### CONJUNTO DE TAREFAS
- A) Resuma em duas frases o relato sobre a mudança para o apartamento novo.
- B) Prossiga com o relato sobre a mudança para o apartamento novo a partir da última frase apresentada.

### TRECHO DO TEXTO

+===+

Tudo controlado, né?

Só se fôssemos outras pessoas, porque desde quando a gente consegue seguir o plano A até o final?

Na manhã seguinte, estava terminando de me arrumar para buscar a chave do apartamento, toca meu telefone, era Luiz, tenho que ir para Alemanha agora, vou dar uma passada aí no hotel só para pegar uma roupa.

O que vou dizer? Não, você não vai! Se ele tem que ir, tem que ir, ué!

Esperei com aquela cara de nádegas, caraca o que faço eu agora com 5 malas? Nem que eu queira tenho braço para subir a escadaria (claro que não tinha elevador) com tudo sozinha. Nessas horas, odeio ser o sexo “frágil”!

Bom, vamos uma coisa de cada vez. O pior que pode passar é ter que dormir sozinha aqui nesse hotel entulhada outra noite. Fazer o que?

Encontrei com ele que entrou esbaforido no micro quarto, colocou uma camisa e um pijama na mochila e saiu do mesmo jeito.

Saí em seguinda, em direção à imobiliária. Porque até esse momento, tudo parecia ir bem, mas não tinha em mãos nem a chave do apartamento, nem o contrato assinado pelo proprietário. E se não estivesse tudo certo? A simples possibilidade me gelava a espinha.

Encurtando o suspense, estava tudo certo. Peguei a chave, o contrato e fui para minha casa nova. Meu humor voltou a melhorar, gosto do nosso novo apartamento, nada é perfeito, mas acho que podemos ser felizes aqui. Bom, podemos ser felizes em qualquer lugar, mas em uns mais do que em outros.

A questão é que depois de pegar a chave, me parecia ridículo dormir em um quartículo de hotelzinho, quando tinha a minha disposição e já pago todo um apartamento. E melhor, o apartamento estava mais limpo do que esperava!

Quer saber, meu mal é fome! Tudo isso havia acontecido e eu estava ainda em jejum. Porque só ficaria tranquila com a chave na mão.

Fui para um café simpático da vizinhança, o Café Roma, que mais tarde se tornaria meu quartel general de internet, comi com calma, conectei no wi-fi gratuito para clientes e comecei a raciocinar melhor. Aproveitei, escrevi para um amigo português, perguntando se ele não teria um colchão para me emprestar.

Com as idéias mais claras, saí de lá decidida, vou mudar hoje nem que a vaca tussa!

+===+

### LINHAS DE DADOS
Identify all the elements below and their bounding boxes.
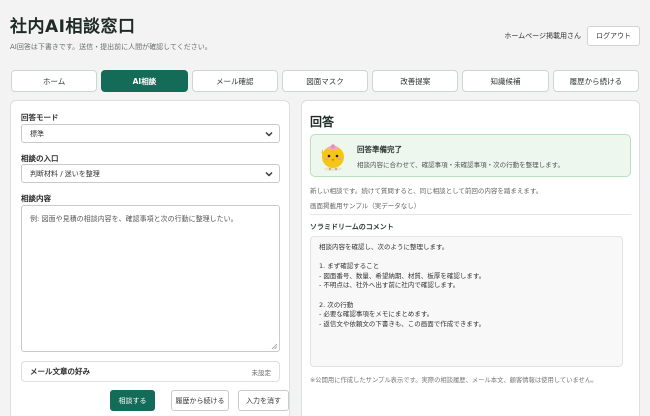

+===+

### RESPOSTAS EM ORDEM
- A) Luiz precisou viajar de repente para a Alemanha, e a narradora ficou sozinha no hotel com cinco malas. Mesmo assim, ela foi à imobiliária, pegou sem problemas a chave e o contrato e, depois de comer no Café Roma e pedir um colchão emprestado a um amigo português, decidiu se mudar para o apartamento naquele mesmo dia.

- B)
Voltei ao hotel, minha mala eu aguentava. A mala que tinha roupa de cama, toalha e um edredon era a mais pesada, porque trazia outras coisas também. Então, esvaziei uma mala menor do Luiz, tudo por cima da cama, é lógico, e usei a mala dele para guardar o essencial. Com essas duas malas, eu podia. Peguei um taxi e trouxe para o apartamento.

Montei o edredon no chão, como se fosse um colchão, além do carpete novo que era fofinho. O forro do edredon virou minha coberta. Achei que se me colocasse bem perto da calefação, podia funcionar. Beleza, é aqui mesmo que fico!

Mas no hotel ainda estavam uma máquina fotográfica e jóias. Não me pareceu razoável deixar isso por lá. Voltei com a mala do Luiz vazia, dessa vez de metrô. No quarto, voltei a arrumar a mala dele outra vez. Peguei minha mala de mão, coloquei a máquina fotográfica, as jóias e o vinho mais caro que veio na bagagem, um Vega Sicilia. E novamente, pela terceira vez no dia, vim para o apartamento.

Dizem que faz frio em Londres, mas para ser sincera, com esse para lá e para cá, eu já suava em bicas! De frio, nada!

Fui no comércio local comprar o essencial para sobrevivência, papel higiênico, água, suco de laranja para o café da manhã, pão e requeijão. Vale comentar que, se em Madri o pequeno comércio é controlado pelos chineses, “chinos” como dizemos ali, aqui em Londres me parece que são os árabes ou indianos. Perto da minha casa tem umas quatro lojinhas, todas de árabes. Desconfio que são família, qualquer dia escrevo sobre isso.

Enfim, deixei tudo em casa, tomei meu primeiro banho quentinho e marquei meu território!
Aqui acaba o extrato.